» WORK TO COMPLETE:
Each entry below should be returned exactly as is, with the pictures removed.

» DATA EXTRACT:
=====

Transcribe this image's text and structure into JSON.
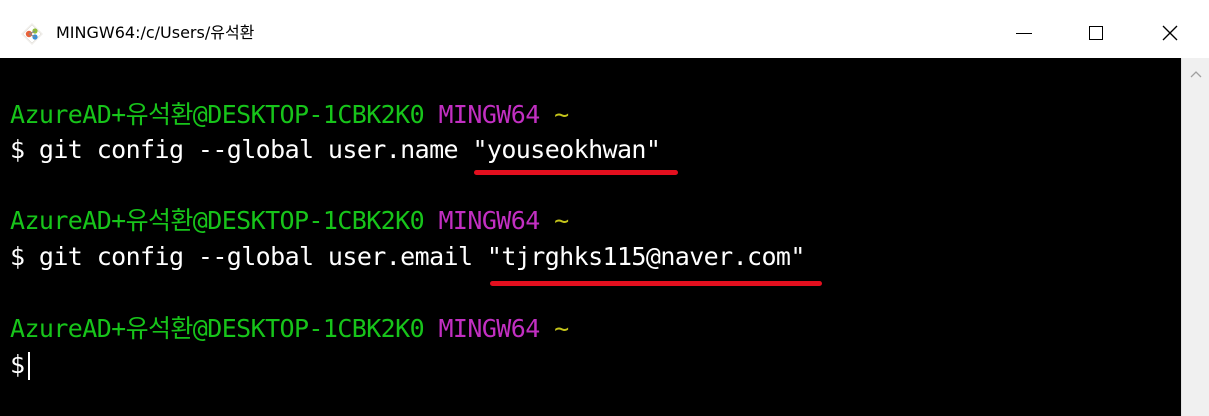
{
  "window": {
    "title": "MINGW64:/c/Users/유석환",
    "icon": "git-diamond-icon",
    "controls": {
      "minimize": "minimize-icon",
      "maximize": "maximize-icon",
      "close": "close-icon"
    }
  },
  "terminal": {
    "colors": {
      "background": "#000000",
      "user_host": "#17c41a",
      "env": "#c22fc2",
      "path": "#c4c41a",
      "text": "#ffffff",
      "highlight_underline": "#e30f1e"
    },
    "blocks": [
      {
        "prompt_user": "AzureAD+유석환@DESKTOP-1CBK2K0",
        "prompt_env": "MINGW64",
        "prompt_path": "~",
        "command_prefix": "$ git config --global user.name ",
        "command_arg": "\"youseokhwan\""
      },
      {
        "prompt_user": "AzureAD+유석환@DESKTOP-1CBK2K0",
        "prompt_env": "MINGW64",
        "prompt_path": "~",
        "command_prefix": "$ git config --global user.email ",
        "command_arg": "\"tjrghks115@naver.com\""
      },
      {
        "prompt_user": "AzureAD+유석환@DESKTOP-1CBK2K0",
        "prompt_env": "MINGW64",
        "prompt_path": "~",
        "command_prefix": "$",
        "command_arg": ""
      }
    ]
  }
}
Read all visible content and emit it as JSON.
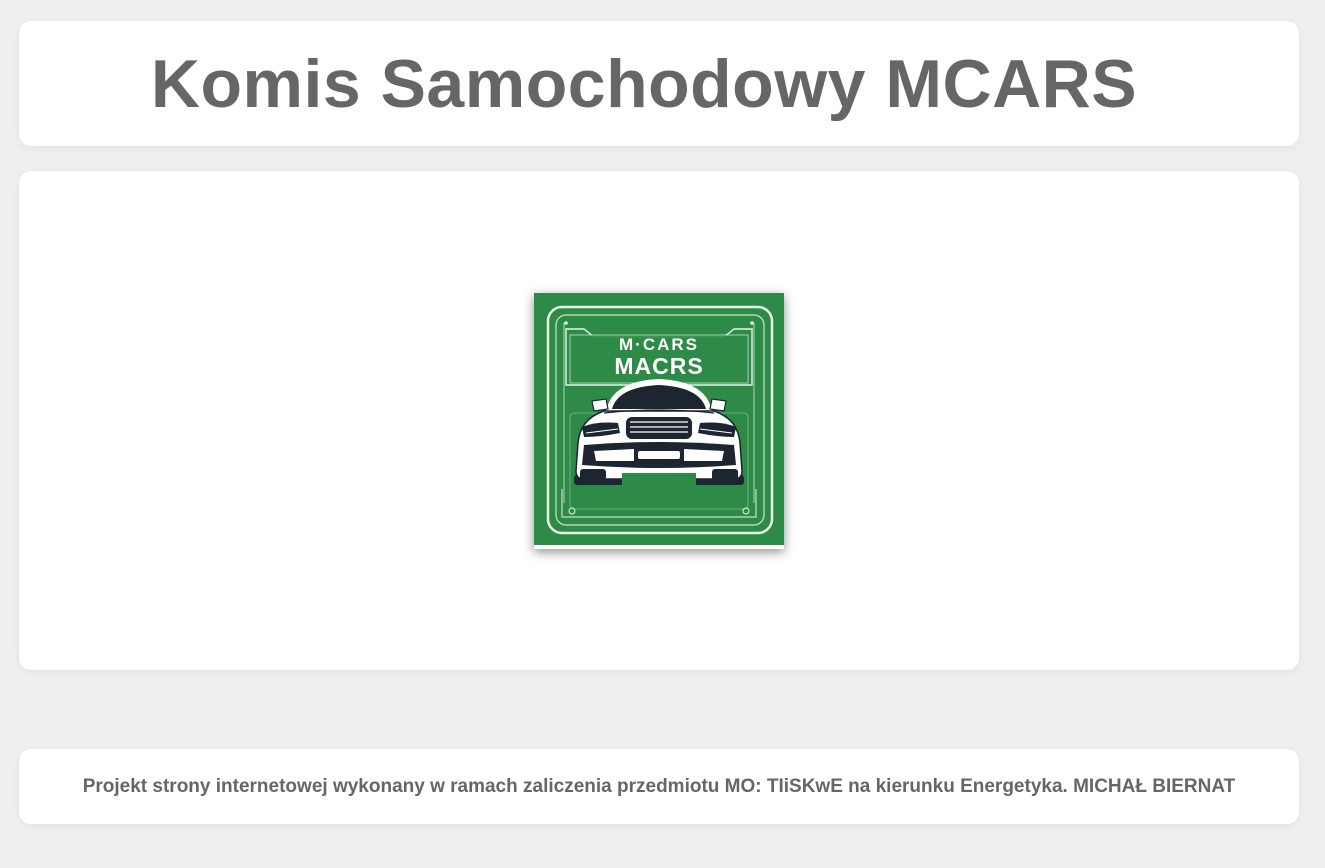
{
  "header": {
    "title": "Komis Samochodowy MCARS"
  },
  "main": {
    "logo": {
      "icon": "mcars-car-logo",
      "line1": "M·CARS",
      "line2": "MACRS",
      "colors": {
        "background": "#2e8b47",
        "frame": "#e8f3ea",
        "car_body": "#ffffff",
        "car_dark": "#1c2530"
      }
    }
  },
  "footer": {
    "text": "Projekt strony internetowej wykonany w ramach zaliczenia przedmiotu MO: TIiSKwE na kierunku Energetyka. MICHAŁ BIERNAT"
  },
  "colors": {
    "page_bg": "#efefef",
    "card_bg": "#ffffff",
    "text": "#666666"
  }
}
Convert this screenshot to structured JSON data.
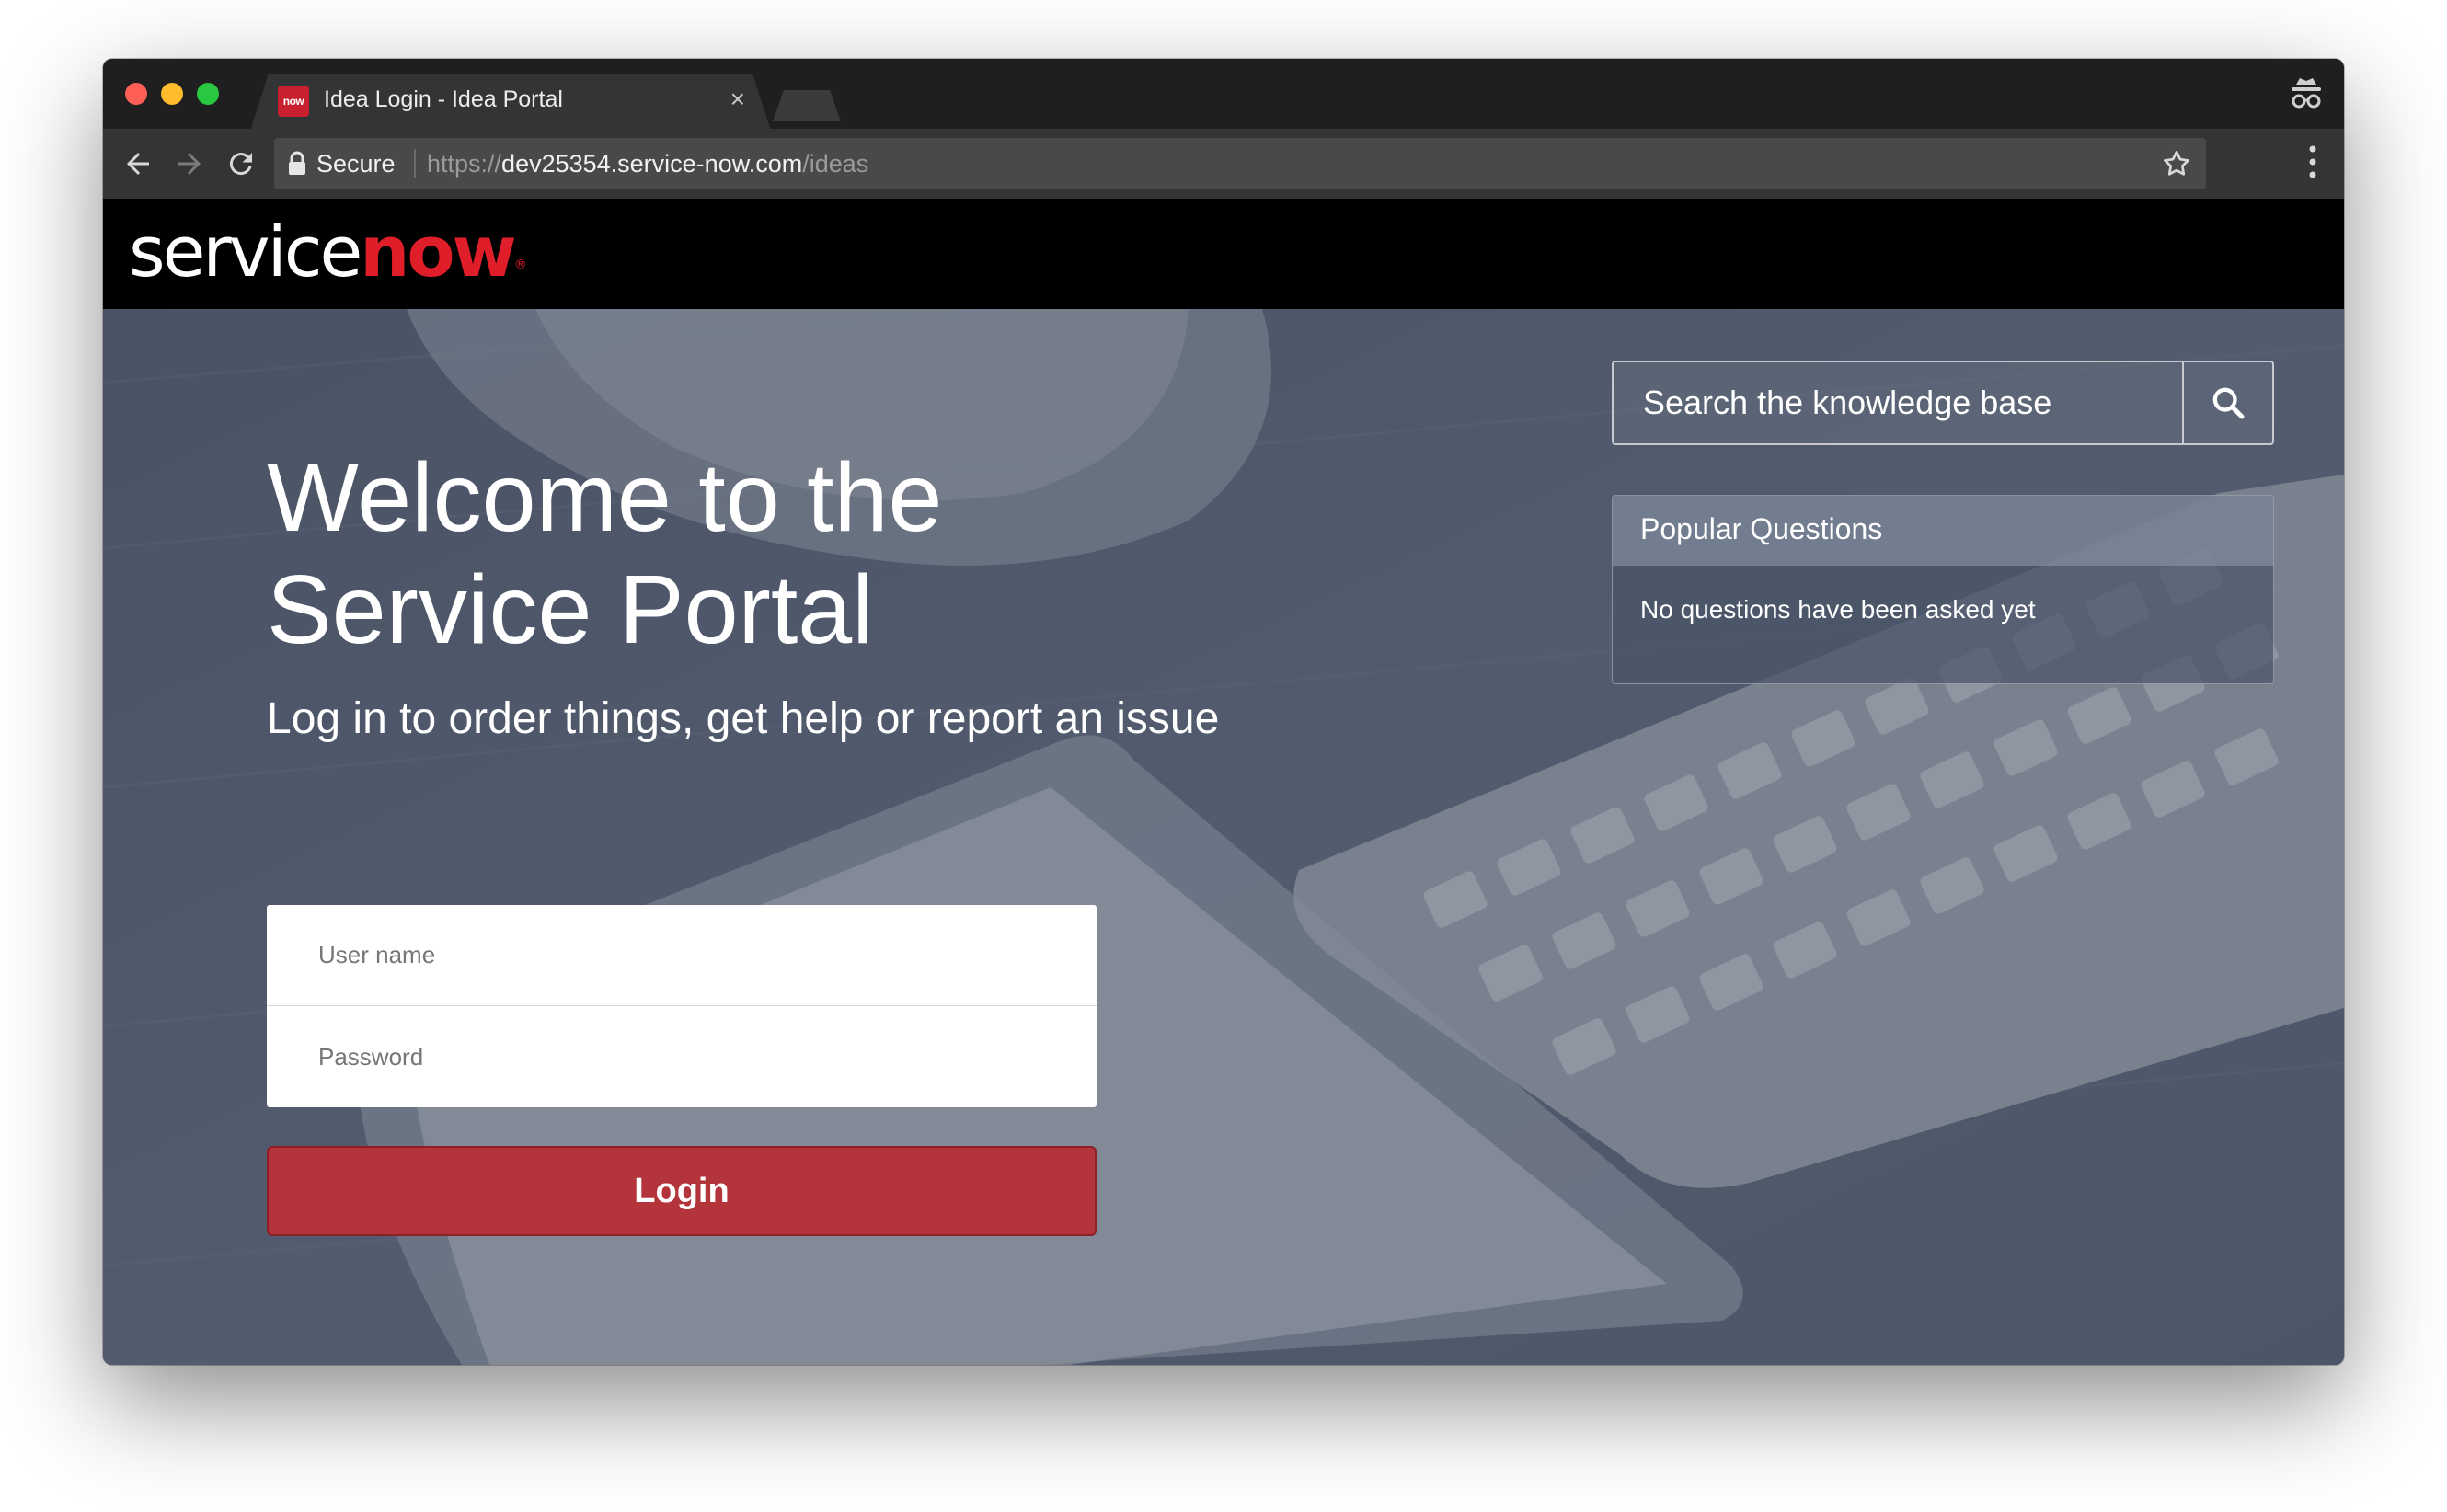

=====

» EXPECTED OUTPUT:
Transcribe this image's text and structure into JSON.
{
  "window": {
    "title": "MINGW64:/c/Users/유석환",
    "icon": "git-diamond-icon",
    "controls": {
      "minimize": "minimize-icon",
      "maximize": "maximize-icon",
      "close": "close-icon"
    }
  },
  "terminal": {
    "colors": {
      "background": "#000000",
      "user_host": "#17c41a",
      "env": "#c22fc2",
      "path": "#c4c41a",
      "text": "#ffffff",
      "highlight_underline": "#e30f1e"
    },
    "blocks": [
      {
        "prompt_user": "AzureAD+유석환@DESKTOP-1CBK2K0",
        "prompt_env": "MINGW64",
        "prompt_path": "~",
        "command_prefix": "$ git config --global user.name ",
        "command_arg": "\"youseokhwan\""
      },
      {
        "prompt_user": "AzureAD+유석환@DESKTOP-1CBK2K0",
        "prompt_env": "MINGW64",
        "prompt_path": "~",
        "command_prefix": "$ git config --global user.email ",
        "command_arg": "\"tjrghks115@naver.com\""
      },
      {
        "prompt_user": "AzureAD+유석환@DESKTOP-1CBK2K0",
        "prompt_env": "MINGW64",
        "prompt_path": "~",
        "command_prefix": "$",
        "command_arg": ""
      }
    ]
  }
}
Read all visible content and emit it as JSON.
{
  "header": {
    "title": "Komis Samochodowy MCARS"
  },
  "main": {
    "logo": {
      "icon": "mcars-car-logo",
      "line1": "M·CARS",
      "line2": "MACRS",
      "colors": {
        "background": "#2e8b47",
        "frame": "#e8f3ea",
        "car_body": "#ffffff",
        "car_dark": "#1c2530"
      }
    }
  },
  "footer": {
    "text": "Projekt strony internetowej wykonany w ramach zaliczenia przedmiotu MO: TIiSKwE na kierunku Energetyka. MICHAŁ BIERNAT"
  },
  "colors": {
    "page_bg": "#efefef",
    "card_bg": "#ffffff",
    "text": "#666666"
  }
}
Convert this screenshot to structured JSON data.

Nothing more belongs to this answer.